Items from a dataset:
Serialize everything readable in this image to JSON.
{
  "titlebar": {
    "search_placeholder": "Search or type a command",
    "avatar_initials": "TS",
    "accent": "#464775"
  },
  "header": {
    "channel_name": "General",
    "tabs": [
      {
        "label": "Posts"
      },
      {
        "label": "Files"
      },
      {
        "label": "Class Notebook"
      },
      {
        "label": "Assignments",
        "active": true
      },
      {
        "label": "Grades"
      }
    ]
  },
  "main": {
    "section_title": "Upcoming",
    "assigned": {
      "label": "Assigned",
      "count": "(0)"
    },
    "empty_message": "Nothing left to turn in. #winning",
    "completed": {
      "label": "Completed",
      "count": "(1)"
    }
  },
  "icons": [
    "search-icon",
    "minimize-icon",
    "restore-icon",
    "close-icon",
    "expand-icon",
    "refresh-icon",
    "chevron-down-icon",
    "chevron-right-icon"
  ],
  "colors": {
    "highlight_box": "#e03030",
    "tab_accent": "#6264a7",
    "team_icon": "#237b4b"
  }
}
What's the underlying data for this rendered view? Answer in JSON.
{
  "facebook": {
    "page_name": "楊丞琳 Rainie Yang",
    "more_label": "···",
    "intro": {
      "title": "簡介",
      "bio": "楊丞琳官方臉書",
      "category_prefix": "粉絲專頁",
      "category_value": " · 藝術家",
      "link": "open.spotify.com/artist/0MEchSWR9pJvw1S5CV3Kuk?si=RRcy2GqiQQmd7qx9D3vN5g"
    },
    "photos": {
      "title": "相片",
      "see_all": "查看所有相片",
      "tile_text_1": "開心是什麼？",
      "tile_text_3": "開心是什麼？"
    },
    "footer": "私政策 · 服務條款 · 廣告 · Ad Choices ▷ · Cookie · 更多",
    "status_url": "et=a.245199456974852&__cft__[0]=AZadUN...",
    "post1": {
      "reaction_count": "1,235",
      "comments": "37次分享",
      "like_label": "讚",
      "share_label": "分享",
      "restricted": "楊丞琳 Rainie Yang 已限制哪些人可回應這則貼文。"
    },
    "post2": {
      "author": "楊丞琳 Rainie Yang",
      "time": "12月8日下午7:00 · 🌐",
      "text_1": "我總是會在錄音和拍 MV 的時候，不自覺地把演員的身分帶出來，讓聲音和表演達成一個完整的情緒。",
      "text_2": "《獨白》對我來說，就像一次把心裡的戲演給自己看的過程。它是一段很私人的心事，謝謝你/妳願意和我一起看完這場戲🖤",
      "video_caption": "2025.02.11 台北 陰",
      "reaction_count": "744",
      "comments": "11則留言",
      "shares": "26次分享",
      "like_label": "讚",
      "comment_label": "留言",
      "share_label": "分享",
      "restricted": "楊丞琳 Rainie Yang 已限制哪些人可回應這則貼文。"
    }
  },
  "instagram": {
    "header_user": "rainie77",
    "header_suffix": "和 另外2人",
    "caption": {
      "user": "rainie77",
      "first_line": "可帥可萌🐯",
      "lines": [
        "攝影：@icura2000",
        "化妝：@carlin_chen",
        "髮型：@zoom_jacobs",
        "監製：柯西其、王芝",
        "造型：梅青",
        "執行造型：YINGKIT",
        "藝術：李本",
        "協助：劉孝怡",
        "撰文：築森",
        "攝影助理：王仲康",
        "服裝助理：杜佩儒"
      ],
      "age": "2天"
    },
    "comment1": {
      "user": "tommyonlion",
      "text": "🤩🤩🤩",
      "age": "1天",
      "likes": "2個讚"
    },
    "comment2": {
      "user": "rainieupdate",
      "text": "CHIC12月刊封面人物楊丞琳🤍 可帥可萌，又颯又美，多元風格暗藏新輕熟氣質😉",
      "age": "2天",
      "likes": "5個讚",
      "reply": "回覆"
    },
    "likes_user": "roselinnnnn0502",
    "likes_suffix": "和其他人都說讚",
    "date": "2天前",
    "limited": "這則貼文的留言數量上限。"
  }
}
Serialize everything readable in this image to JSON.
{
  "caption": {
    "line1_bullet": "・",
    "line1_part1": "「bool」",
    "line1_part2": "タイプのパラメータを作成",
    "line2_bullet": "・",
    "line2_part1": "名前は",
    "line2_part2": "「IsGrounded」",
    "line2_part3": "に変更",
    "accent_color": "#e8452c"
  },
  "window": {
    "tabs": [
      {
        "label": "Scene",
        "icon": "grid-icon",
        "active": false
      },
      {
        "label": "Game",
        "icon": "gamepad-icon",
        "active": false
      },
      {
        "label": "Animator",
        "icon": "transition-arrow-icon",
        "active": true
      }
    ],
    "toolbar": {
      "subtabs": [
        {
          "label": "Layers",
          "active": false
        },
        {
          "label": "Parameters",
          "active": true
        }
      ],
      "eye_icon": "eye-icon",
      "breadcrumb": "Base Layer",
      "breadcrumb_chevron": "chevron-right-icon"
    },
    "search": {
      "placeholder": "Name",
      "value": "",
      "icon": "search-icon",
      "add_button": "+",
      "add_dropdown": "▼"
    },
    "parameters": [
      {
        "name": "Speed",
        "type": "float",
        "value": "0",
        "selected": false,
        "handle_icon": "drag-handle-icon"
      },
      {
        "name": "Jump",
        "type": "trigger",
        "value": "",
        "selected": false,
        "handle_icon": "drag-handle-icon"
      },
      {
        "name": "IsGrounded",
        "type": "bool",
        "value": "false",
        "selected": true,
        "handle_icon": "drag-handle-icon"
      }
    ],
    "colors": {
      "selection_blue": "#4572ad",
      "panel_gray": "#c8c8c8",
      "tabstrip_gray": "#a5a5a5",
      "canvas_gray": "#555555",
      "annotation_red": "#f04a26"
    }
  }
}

TASK TO CARRY OUT: Give an exact copy of all the data shown above.

FULL RESPONSE:
Serialize everything readable in this image to JSON.
{
  "titlebar": {
    "search_placeholder": "Search or type a command",
    "avatar_initials": "TS",
    "accent": "#464775"
  },
  "header": {
    "channel_name": "General",
    "tabs": [
      {
        "label": "Posts"
      },
      {
        "label": "Files"
      },
      {
        "label": "Class Notebook"
      },
      {
        "label": "Assignments",
        "active": true
      },
      {
        "label": "Grades"
      }
    ]
  },
  "main": {
    "section_title": "Upcoming",
    "assigned": {
      "label": "Assigned",
      "count": "(0)"
    },
    "empty_message": "Nothing left to turn in. #winning",
    "completed": {
      "label": "Completed",
      "count": "(1)"
    }
  },
  "icons": [
    "search-icon",
    "minimize-icon",
    "restore-icon",
    "close-icon",
    "expand-icon",
    "refresh-icon",
    "chevron-down-icon",
    "chevron-right-icon"
  ],
  "colors": {
    "highlight_box": "#e03030",
    "tab_accent": "#6264a7",
    "team_icon": "#237b4b"
  }
}
What's the underlying data for this rendered view? Answer in JSON.
{
  "facebook": {
    "page_name": "楊丞琳 Rainie Yang",
    "more_label": "···",
    "intro": {
      "title": "簡介",
      "bio": "楊丞琳官方臉書",
      "category_prefix": "粉絲專頁",
      "category_value": " · 藝術家",
      "link": "open.spotify.com/artist/0MEchSWR9pJvw1S5CV3Kuk?si=RRcy2GqiQQmd7qx9D3vN5g"
    },
    "photos": {
      "title": "相片",
      "see_all": "查看所有相片",
      "tile_text_1": "開心是什麼？",
      "tile_text_3": "開心是什麼？"
    },
    "footer": "私政策 · 服務條款 · 廣告 · Ad Choices ▷ · Cookie · 更多",
    "status_url": "et=a.245199456974852&__cft__[0]=AZadUN...",
    "post1": {
      "reaction_count": "1,235",
      "comments": "37次分享",
      "like_label": "讚",
      "share_label": "分享",
      "restricted": "楊丞琳 Rainie Yang 已限制哪些人可回應這則貼文。"
    },
    "post2": {
      "author": "楊丞琳 Rainie Yang",
      "time": "12月8日下午7:00 · 🌐",
      "text_1": "我總是會在錄音和拍 MV 的時候，不自覺地把演員的身分帶出來，讓聲音和表演達成一個完整的情緒。",
      "text_2": "《獨白》對我來說，就像一次把心裡的戲演給自己看的過程。它是一段很私人的心事，謝謝你/妳願意和我一起看完這場戲🖤",
      "video_caption": "2025.02.11 台北 陰",
      "reaction_count": "744",
      "comments": "11則留言",
      "shares": "26次分享",
      "like_label": "讚",
      "comment_label": "留言",
      "share_label": "分享",
      "restricted": "楊丞琳 Rainie Yang 已限制哪些人可回應這則貼文。"
    }
  },
  "instagram": {
    "header_user": "rainie77",
    "header_suffix": "和 另外2人",
    "caption": {
      "user": "rainie77",
      "first_line": "可帥可萌🐯",
      "lines": [
        "攝影：@icura2000",
        "化妝：@carlin_chen",
        "髮型：@zoom_jacobs",
        "監製：柯西其、王芝",
        "造型：梅青",
        "執行造型：YINGKIT",
        "藝術：李本",
        "協助：劉孝怡",
        "撰文：築森",
        "攝影助理：王仲康",
        "服裝助理：杜佩儒"
      ],
      "age": "2天"
    },
    "comment1": {
      "user": "tommyonlion",
      "text": "🤩🤩🤩",
      "age": "1天",
      "likes": "2個讚"
    },
    "comment2": {
      "user": "rainieupdate",
      "text": "CHIC12月刊封面人物楊丞琳🤍 可帥可萌，又颯又美，多元風格暗藏新輕熟氣質😉",
      "age": "2天",
      "likes": "5個讚",
      "reply": "回覆"
    },
    "likes_user": "roselinnnnn0502",
    "likes_suffix": "和其他人都說讚",
    "date": "2天前",
    "limited": "這則貼文的留言數量上限。"
  }
}
Serialize everything readable in this image to JSON.
{
  "caption": {
    "line1_bullet": "・",
    "line1_part1": "「bool」",
    "line1_part2": "タイプのパラメータを作成",
    "line2_bullet": "・",
    "line2_part1": "名前は",
    "line2_part2": "「IsGrounded」",
    "line2_part3": "に変更",
    "accent_color": "#e8452c"
  },
  "window": {
    "tabs": [
      {
        "label": "Scene",
        "icon": "grid-icon",
        "active": false
      },
      {
        "label": "Game",
        "icon": "gamepad-icon",
        "active": false
      },
      {
        "label": "Animator",
        "icon": "transition-arrow-icon",
        "active": true
      }
    ],
    "toolbar": {
      "subtabs": [
        {
          "label": "Layers",
          "active": false
        },
        {
          "label": "Parameters",
          "active": true
        }
      ],
      "eye_icon": "eye-icon",
      "breadcrumb": "Base Layer",
      "breadcrumb_chevron": "chevron-right-icon"
    },
    "search": {
      "placeholder": "Name",
      "value": "",
      "icon": "search-icon",
      "add_button": "+",
      "add_dropdown": "▼"
    },
    "parameters": [
      {
        "name": "Speed",
        "type": "float",
        "value": "0",
        "selected": false,
        "handle_icon": "drag-handle-icon"
      },
      {
        "name": "Jump",
        "type": "trigger",
        "value": "",
        "selected": false,
        "handle_icon": "drag-handle-icon"
      },
      {
        "name": "IsGrounded",
        "type": "bool",
        "value": "false",
        "selected": true,
        "handle_icon": "drag-handle-icon"
      }
    ],
    "colors": {
      "selection_blue": "#4572ad",
      "panel_gray": "#c8c8c8",
      "tabstrip_gray": "#a5a5a5",
      "canvas_gray": "#555555",
      "annotation_red": "#f04a26"
    }
  }
}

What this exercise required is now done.